TEXT SECTION:
- - -

Prior to the model training, datasets were preprocessed to reduce the impact of outliers on the model performance [55]. Therefore, data below 1.5 times the 25th percentile value and higher than 1.5 times the 75th percentile values were not considered, taking 5% of the total data. Based on previous studies (Table 1), five parameters include flow velocity, DO, TSS, COD, Chl, and TE were chosen as potential input parameters for the model development and selected by the correlation coefficient with SD. Thereafter, four different models were developed and evaluated based on the selected inputs, and statistics of the weekly SD is summarized in Table 3.
Table 4 shows the descriptive statistics of the input dataset that related to the SD in previous research. Here the Xmean, Xmax, Xmin, Sx, CC and Cv represent the mean, the maximum, the minimum, the standard deviation, the correlation coefficient and the coefficient of variation with the Secchi Depth, respectively. It is summarized that the top three related to transparency are TSS, Chl and COD, and the velocity also has a significant correlation. The normalization is proved to be an important process that can increases the performance of the models significantly [56]. Therefore, this means all the input data obtained were normalized to possess zero mean and unit variance.
Based on the selected parameters, four kinds of the model were developed(M1, M2 and M3), the M1 model was developed with only velocity, TSS and Chl, DO, and TE was added to the M2 model on the basis of M1, and the M3 model was developed using all input parameters(V, TSS, DO, COD, Chl and TE). Finally, the M4 model was developed with V, TSS, Chl and COD. For the four models based on the ANN technique, the number of input and output neurons is closely related to the structure of the model. In this study, trial and error are needed to find the optimal hidden layer, and the hidden layer with 15 neurons was tested to give the best result in this study. For the four models based on the MLR technique, the discounted flow rate was obtained with a discount coefficient of 0.95 based on the original data of the flowmeter, then the corresponding flow velocity according to the river topography at each observing point was, respectively obtained by discount calculation. Note that 60% of the data points in each model were randomly selected as training dataset, and the rest of 20% were regarded as verification and 20% for the testing dataset. Each model was tested three times.

- - -

MATERIAL PROVIDED:
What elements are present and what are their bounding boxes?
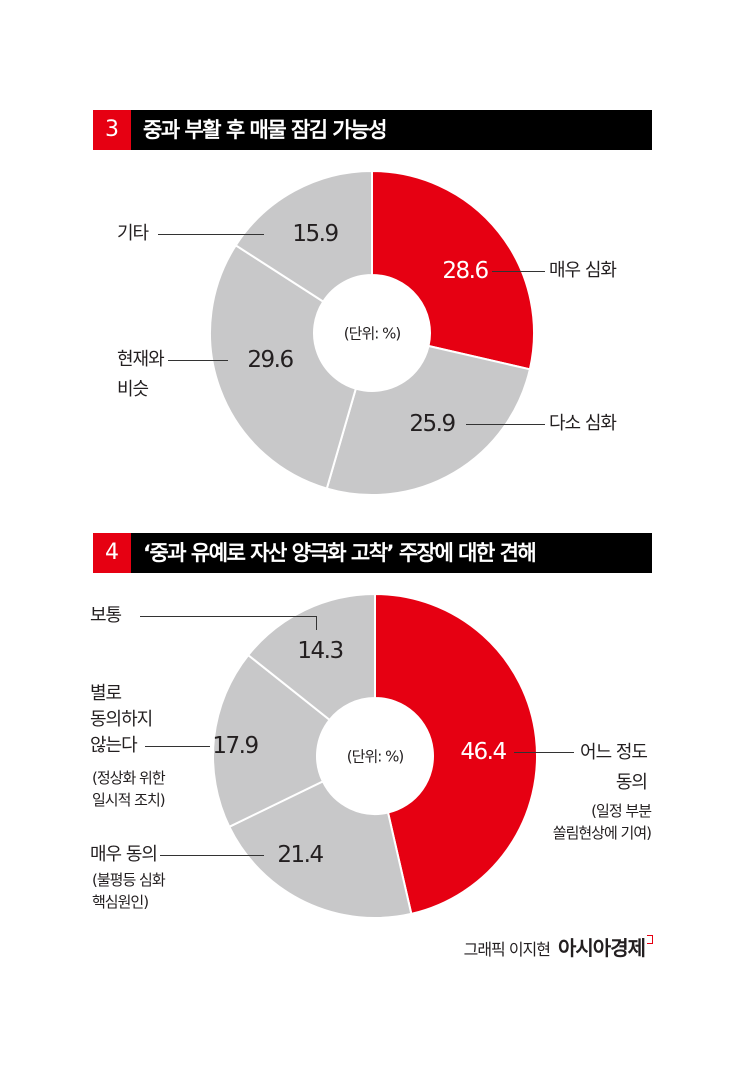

- - -

WHAT IS ASKED:
**1.** Answer these questions using the Secchi depth modeling text, marking your answers (a), (b) and (c).
(a) How many neurons were in the hidden layer that gave the best result?
(b) What discount coefficient was applied to the flowmeter data to obtain the discounted flow rate?
(c) What percentage of the data points in each model was randomly selected as the training dataset?
**2.** List every symbol that the Secchi depth modeling text defines for the descriptive statistics in Table 4, and give what each one represents.

EXERCISE ANSWERS:
**1.**
(a) 15
(b) 0.95
(c) 60%

**2.**
- Xmean: the mean
- Xmax: the maximum
- Xmin: the minimum
- Sx: the standard deviation
- CC: the correlation coefficient with the Secchi Depth
- Cv: the coefficient of variation